Stated goal
Below is some material; transcribe all of it exactly.

(Collected data entries)
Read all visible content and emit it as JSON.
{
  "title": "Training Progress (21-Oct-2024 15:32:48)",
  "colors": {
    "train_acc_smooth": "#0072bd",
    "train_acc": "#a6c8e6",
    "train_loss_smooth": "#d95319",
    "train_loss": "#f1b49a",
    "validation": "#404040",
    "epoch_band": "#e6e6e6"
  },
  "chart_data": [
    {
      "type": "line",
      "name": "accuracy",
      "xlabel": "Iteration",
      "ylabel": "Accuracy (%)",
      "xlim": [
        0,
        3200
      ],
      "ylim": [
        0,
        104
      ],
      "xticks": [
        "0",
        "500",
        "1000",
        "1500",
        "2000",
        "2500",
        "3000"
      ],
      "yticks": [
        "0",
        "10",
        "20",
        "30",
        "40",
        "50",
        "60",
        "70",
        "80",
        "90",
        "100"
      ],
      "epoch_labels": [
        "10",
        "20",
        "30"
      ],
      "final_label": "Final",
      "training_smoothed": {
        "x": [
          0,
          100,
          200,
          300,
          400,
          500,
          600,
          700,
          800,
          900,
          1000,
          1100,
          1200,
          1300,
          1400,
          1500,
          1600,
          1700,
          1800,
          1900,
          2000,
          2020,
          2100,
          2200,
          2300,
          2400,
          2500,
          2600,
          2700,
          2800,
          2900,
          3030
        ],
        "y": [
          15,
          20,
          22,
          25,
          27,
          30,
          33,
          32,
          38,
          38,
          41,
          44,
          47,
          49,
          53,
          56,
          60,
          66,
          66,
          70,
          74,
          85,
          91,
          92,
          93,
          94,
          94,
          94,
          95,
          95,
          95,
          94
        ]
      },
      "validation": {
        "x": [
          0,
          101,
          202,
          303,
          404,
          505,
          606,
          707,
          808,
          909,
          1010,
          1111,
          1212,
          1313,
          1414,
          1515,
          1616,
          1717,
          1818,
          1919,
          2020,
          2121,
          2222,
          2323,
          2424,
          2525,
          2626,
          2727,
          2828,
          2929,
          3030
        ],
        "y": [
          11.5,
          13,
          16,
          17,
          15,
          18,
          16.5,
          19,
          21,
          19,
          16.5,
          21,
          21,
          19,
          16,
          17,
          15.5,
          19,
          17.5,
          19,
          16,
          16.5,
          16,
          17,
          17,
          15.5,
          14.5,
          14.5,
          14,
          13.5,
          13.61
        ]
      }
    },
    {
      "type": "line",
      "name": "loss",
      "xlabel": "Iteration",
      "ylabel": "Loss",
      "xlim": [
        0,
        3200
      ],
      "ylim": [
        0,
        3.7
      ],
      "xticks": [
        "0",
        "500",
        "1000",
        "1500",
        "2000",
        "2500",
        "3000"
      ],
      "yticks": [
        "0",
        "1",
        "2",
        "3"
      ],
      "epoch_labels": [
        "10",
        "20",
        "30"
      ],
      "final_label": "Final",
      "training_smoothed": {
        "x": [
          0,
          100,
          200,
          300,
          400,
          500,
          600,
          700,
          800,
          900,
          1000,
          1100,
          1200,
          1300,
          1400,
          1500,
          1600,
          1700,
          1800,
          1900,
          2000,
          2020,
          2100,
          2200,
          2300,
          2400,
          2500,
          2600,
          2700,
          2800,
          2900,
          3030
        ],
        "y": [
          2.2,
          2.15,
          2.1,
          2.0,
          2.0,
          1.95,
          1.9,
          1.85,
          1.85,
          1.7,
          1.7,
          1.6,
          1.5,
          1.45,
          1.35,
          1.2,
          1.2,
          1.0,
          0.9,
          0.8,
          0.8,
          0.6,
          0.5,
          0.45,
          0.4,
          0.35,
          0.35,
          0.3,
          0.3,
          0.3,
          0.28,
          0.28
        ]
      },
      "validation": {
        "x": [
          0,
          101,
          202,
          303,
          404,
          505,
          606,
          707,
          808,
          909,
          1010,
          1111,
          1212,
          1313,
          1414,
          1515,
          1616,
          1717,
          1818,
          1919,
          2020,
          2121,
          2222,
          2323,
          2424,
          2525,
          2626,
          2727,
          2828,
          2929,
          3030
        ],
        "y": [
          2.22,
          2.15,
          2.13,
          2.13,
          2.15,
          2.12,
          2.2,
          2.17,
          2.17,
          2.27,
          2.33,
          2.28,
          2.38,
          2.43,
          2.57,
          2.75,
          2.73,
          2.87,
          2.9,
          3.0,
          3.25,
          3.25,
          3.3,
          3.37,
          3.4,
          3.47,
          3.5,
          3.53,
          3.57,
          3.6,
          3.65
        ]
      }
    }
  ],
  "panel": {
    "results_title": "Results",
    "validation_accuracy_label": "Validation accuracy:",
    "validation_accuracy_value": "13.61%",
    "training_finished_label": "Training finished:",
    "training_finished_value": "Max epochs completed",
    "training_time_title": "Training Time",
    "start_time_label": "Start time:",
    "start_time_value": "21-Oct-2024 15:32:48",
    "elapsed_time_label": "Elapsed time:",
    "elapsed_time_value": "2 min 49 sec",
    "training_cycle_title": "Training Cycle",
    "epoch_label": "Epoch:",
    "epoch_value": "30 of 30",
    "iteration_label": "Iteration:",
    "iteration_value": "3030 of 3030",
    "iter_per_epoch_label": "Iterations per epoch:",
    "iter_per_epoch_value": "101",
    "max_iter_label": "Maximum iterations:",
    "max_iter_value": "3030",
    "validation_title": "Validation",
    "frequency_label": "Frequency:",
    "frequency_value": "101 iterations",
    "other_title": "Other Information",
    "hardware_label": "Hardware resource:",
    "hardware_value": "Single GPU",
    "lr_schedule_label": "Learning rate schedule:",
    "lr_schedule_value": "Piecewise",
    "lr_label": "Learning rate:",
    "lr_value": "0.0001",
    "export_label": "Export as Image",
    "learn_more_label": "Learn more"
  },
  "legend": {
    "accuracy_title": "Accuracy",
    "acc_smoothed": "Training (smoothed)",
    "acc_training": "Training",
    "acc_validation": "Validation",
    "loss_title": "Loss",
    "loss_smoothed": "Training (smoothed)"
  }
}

The output
Read all visible content and emit it as JSON.
{
  "title": "Training Progress (21-Oct-2024 15:32:48)",
  "colors": {
    "train_acc_smooth": "#0072bd",
    "train_acc": "#a6c8e6",
    "train_loss_smooth": "#d95319",
    "train_loss": "#f1b49a",
    "validation": "#404040",
    "epoch_band": "#e6e6e6"
  },
  "chart_data": [
    {
      "type": "line",
      "name": "accuracy",
      "xlabel": "Iteration",
      "ylabel": "Accuracy (%)",
      "xlim": [
        0,
        3200
      ],
      "ylim": [
        0,
        104
      ],
      "xticks": [
        "0",
        "500",
        "1000",
        "1500",
        "2000",
        "2500",
        "3000"
      ],
      "yticks": [
        "0",
        "10",
        "20",
        "30",
        "40",
        "50",
        "60",
        "70",
        "80",
        "90",
        "100"
      ],
      "epoch_labels": [
        "10",
        "20",
        "30"
      ],
      "final_label": "Final",
      "training_smoothed": {
        "x": [
          0,
          100,
          200,
          300,
          400,
          500,
          600,
          700,
          800,
          900,
          1000,
          1100,
          1200,
          1300,
          1400,
          1500,
          1600,
          1700,
          1800,
          1900,
          2000,
          2020,
          2100,
          2200,
          2300,
          2400,
          2500,
          2600,
          2700,
          2800,
          2900,
          3030
        ],
        "y": [
          15,
          20,
          22,
          25,
          27,
          30,
          33,
          32,
          38,
          38,
          41,
          44,
          47,
          49,
          53,
          56,
          60,
          66,
          66,
          70,
          74,
          85,
          91,
          92,
          93,
          94,
          94,
          94,
          95,
          95,
          95,
          94
        ]
      },
      "validation": {
        "x": [
          0,
          101,
          202,
          303,
          404,
          505,
          606,
          707,
          808,
          909,
          1010,
          1111,
          1212,
          1313,
          1414,
          1515,
          1616,
          1717,
          1818,
          1919,
          2020,
          2121,
          2222,
          2323,
          2424,
          2525,
          2626,
          2727,
          2828,
          2929,
          3030
        ],
        "y": [
          11.5,
          13,
          16,
          17,
          15,
          18,
          16.5,
          19,
          21,
          19,
          16.5,
          21,
          21,
          19,
          16,
          17,
          15.5,
          19,
          17.5,
          19,
          16,
          16.5,
          16,
          17,
          17,
          15.5,
          14.5,
          14.5,
          14,
          13.5,
          13.61
        ]
      }
    },
    {
      "type": "line",
      "name": "loss",
      "xlabel": "Iteration",
      "ylabel": "Loss",
      "xlim": [
        0,
        3200
      ],
      "ylim": [
        0,
        3.7
      ],
      "xticks": [
        "0",
        "500",
        "1000",
        "1500",
        "2000",
        "2500",
        "3000"
      ],
      "yticks": [
        "0",
        "1",
        "2",
        "3"
      ],
      "epoch_labels": [
        "10",
        "20",
        "30"
      ],
      "final_label": "Final",
      "training_smoothed": {
        "x": [
          0,
          100,
          200,
          300,
          400,
          500,
          600,
          700,
          800,
          900,
          1000,
          1100,
          1200,
          1300,
          1400,
          1500,
          1600,
          1700,
          1800,
          1900,
          2000,
          2020,
          2100,
          2200,
          2300,
          2400,
          2500,
          2600,
          2700,
          2800,
          2900,
          3030
        ],
        "y": [
          2.2,
          2.15,
          2.1,
          2.0,
          2.0,
          1.95,
          1.9,
          1.85,
          1.85,
          1.7,
          1.7,
          1.6,
          1.5,
          1.45,
          1.35,
          1.2,
          1.2,
          1.0,
          0.9,
          0.8,
          0.8,
          0.6,
          0.5,
          0.45,
          0.4,
          0.35,
          0.35,
          0.3,
          0.3,
          0.3,
          0.28,
          0.28
        ]
      },
      "validation": {
        "x": [
          0,
          101,
          202,
          303,
          404,
          505,
          606,
          707,
          808,
          909,
          1010,
          1111,
          1212,
          1313,
          1414,
          1515,
          1616,
          1717,
          1818,
          1919,
          2020,
          2121,
          2222,
          2323,
          2424,
          2525,
          2626,
          2727,
          2828,
          2929,
          3030
        ],
        "y": [
          2.22,
          2.15,
          2.13,
          2.13,
          2.15,
          2.12,
          2.2,
          2.17,
          2.17,
          2.27,
          2.33,
          2.28,
          2.38,
          2.43,
          2.57,
          2.75,
          2.73,
          2.87,
          2.9,
          3.0,
          3.25,
          3.25,
          3.3,
          3.37,
          3.4,
          3.47,
          3.5,
          3.53,
          3.57,
          3.6,
          3.65
        ]
      }
    }
  ],
  "panel": {
    "results_title": "Results",
    "validation_accuracy_label": "Validation accuracy:",
    "validation_accuracy_value": "13.61%",
    "training_finished_label": "Training finished:",
    "training_finished_value": "Max epochs completed",
    "training_time_title": "Training Time",
    "start_time_label": "Start time:",
    "start_time_value": "21-Oct-2024 15:32:48",
    "elapsed_time_label": "Elapsed time:",
    "elapsed_time_value": "2 min 49 sec",
    "training_cycle_title": "Training Cycle",
    "epoch_label": "Epoch:",
    "epoch_value": "30 of 30",
    "iteration_label": "Iteration:",
    "iteration_value": "3030 of 3030",
    "iter_per_epoch_label": "Iterations per epoch:",
    "iter_per_epoch_value": "101",
    "max_iter_label": "Maximum iterations:",
    "max_iter_value": "3030",
    "validation_title": "Validation",
    "frequency_label": "Frequency:",
    "frequency_value": "101 iterations",
    "other_title": "Other Information",
    "hardware_label": "Hardware resource:",
    "hardware_value": "Single GPU",
    "lr_schedule_label": "Learning rate schedule:",
    "lr_schedule_value": "Piecewise",
    "lr_label": "Learning rate:",
    "lr_value": "0.0001",
    "export_label": "Export as Image",
    "learn_more_label": "Learn more"
  },
  "legend": {
    "accuracy_title": "Accuracy",
    "acc_smoothed": "Training (smoothed)",
    "acc_training": "Training",
    "acc_validation": "Validation",
    "loss_title": "Loss",
    "loss_smoothed": "Training (smoothed)"
  }
}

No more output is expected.